* START Stored records *

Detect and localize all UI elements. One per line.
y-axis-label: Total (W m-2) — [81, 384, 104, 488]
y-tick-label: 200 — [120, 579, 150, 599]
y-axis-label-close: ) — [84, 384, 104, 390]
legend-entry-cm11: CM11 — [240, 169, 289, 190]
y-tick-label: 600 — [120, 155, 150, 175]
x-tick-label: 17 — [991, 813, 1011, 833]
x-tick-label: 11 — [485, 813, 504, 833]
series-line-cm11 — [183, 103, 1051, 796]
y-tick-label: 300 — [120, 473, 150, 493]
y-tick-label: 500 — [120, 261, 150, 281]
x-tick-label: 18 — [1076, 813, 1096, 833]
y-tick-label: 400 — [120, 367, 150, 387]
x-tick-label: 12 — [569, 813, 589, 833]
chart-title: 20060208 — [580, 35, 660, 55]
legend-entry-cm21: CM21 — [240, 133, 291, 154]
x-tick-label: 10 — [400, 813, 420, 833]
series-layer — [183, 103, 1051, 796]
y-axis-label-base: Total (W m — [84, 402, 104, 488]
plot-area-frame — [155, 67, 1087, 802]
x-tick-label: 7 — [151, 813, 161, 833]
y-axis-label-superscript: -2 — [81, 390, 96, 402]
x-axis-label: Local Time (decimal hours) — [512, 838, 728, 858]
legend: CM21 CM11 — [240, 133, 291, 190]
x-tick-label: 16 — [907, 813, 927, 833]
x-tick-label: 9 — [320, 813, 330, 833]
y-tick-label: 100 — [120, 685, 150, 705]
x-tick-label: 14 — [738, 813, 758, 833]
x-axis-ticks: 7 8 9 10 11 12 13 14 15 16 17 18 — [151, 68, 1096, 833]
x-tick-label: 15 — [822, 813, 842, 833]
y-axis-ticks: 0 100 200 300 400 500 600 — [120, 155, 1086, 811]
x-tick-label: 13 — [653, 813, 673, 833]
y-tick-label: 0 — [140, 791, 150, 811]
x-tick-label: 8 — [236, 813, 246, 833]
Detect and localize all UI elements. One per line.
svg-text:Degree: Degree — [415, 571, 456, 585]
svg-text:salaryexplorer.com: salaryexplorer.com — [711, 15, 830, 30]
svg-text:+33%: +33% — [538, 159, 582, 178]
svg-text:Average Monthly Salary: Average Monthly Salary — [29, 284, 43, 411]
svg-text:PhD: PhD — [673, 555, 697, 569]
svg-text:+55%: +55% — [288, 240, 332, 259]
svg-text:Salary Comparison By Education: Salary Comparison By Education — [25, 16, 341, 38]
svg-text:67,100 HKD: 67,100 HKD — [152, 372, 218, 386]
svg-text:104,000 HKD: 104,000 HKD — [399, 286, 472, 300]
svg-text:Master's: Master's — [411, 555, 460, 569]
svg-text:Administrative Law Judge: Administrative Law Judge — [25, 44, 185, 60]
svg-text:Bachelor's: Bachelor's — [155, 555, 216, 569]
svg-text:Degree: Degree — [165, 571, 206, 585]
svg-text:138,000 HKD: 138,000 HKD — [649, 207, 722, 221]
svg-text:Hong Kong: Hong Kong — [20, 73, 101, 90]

* END Stored records *

Task instructions >> How many lines in the records above contain the string "legend"? Reply with the number alone.

Output >> 3